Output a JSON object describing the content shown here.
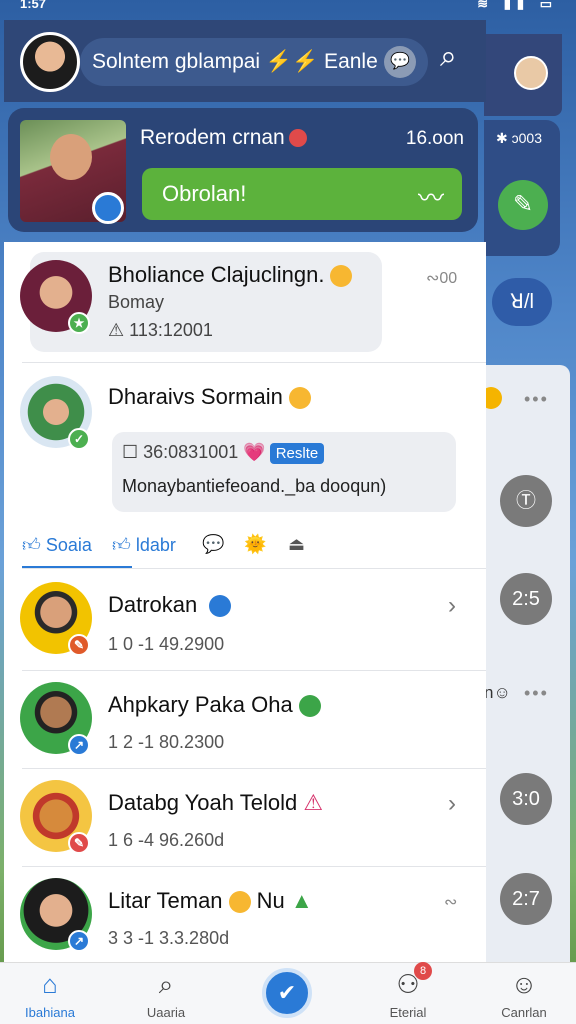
{
  "status": {
    "time": "1:57",
    "icons": "▣ ▣"
  },
  "header": {
    "title": "Solntem gblampai ⚡⚡ Eanle",
    "chat_icon": "chat-bubble-icon",
    "search_icon": "search-icon"
  },
  "featured": {
    "name": "Rerodem crnan",
    "time": "16.oon",
    "button_label": "Obrolan!",
    "trend_icon": "trend-icon"
  },
  "behind": {
    "count": "✱ ɔ003",
    "pill": "ꓤ/l",
    "circle1": "Ⓣ",
    "circle2": "2:5",
    "circle3": "3:0",
    "circle4": "2:7",
    "text_mid": "n☺",
    "tab_label": "Canrlan"
  },
  "chats": [
    {
      "name": "Bholiance Clajuclingn.",
      "snippet": "Bomay",
      "meta": "⚠ 113:12001",
      "status": "∾00"
    },
    {
      "name": "Dharaivs Sormain",
      "meta_prefix": "☐ 36:0831001",
      "tag": "Reslte",
      "message": "Monaybantiefeoand._ba dooqun)"
    },
    {
      "name": "Datrokan",
      "meta": "1 0 -1 49.2900"
    },
    {
      "name": "Ahpkary Paka",
      "name_suffix": "Oha",
      "meta": "1 2 -1 80.2300"
    },
    {
      "name": "Databg Yoah Telold",
      "meta": "1 6 -4 96.260d"
    },
    {
      "name": "Litar Teman",
      "name_suffix": "Nu",
      "meta": "3 3 -1 3.3.280d"
    }
  ],
  "actions": {
    "item1": "Soaia",
    "item2": "ldabr"
  },
  "tabs": [
    {
      "label": "Ibahiana"
    },
    {
      "label": "Uaaria"
    },
    {
      "label": "Eterial"
    },
    {
      "label": "Canrlan"
    }
  ],
  "notification_count": "8"
}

......

→ **Instruction**
Exclude the pictures, and transcribe all of the material exactly.

→ **Output of the exercise**
Output a JSON object describing the content shown here.
{
  "status": {
    "time": "1:57",
    "icons": "▣ ▣"
  },
  "header": {
    "title": "Solntem gblampai ⚡⚡ Eanle",
    "chat_icon": "chat-bubble-icon",
    "search_icon": "search-icon"
  },
  "featured": {
    "name": "Rerodem crnan",
    "time": "16.oon",
    "button_label": "Obrolan!",
    "trend_icon": "trend-icon"
  },
  "behind": {
    "count": "✱ ɔ003",
    "pill": "ꓤ/l",
    "circle1": "Ⓣ",
    "circle2": "2:5",
    "circle3": "3:0",
    "circle4": "2:7",
    "text_mid": "n☺",
    "tab_label": "Canrlan"
  },
  "chats": [
    {
      "name": "Bholiance Clajuclingn.",
      "snippet": "Bomay",
      "meta": "⚠ 113:12001",
      "status": "∾00"
    },
    {
      "name": "Dharaivs Sormain",
      "meta_prefix": "☐ 36:0831001",
      "tag": "Reslte",
      "message": "Monaybantiefeoand._ba dooqun)"
    },
    {
      "name": "Datrokan",
      "meta": "1 0 -1 49.2900"
    },
    {
      "name": "Ahpkary Paka",
      "name_suffix": "Oha",
      "meta": "1 2 -1 80.2300"
    },
    {
      "name": "Databg Yoah Telold",
      "meta": "1 6 -4 96.260d"
    },
    {
      "name": "Litar Teman",
      "name_suffix": "Nu",
      "meta": "3 3 -1 3.3.280d"
    }
  ],
  "actions": {
    "item1": "Soaia",
    "item2": "ldabr"
  },
  "tabs": [
    {
      "label": "Ibahiana"
    },
    {
      "label": "Uaaria"
    },
    {
      "label": "Eterial"
    },
    {
      "label": "Canrlan"
    }
  ],
  "notification_count": "8"
}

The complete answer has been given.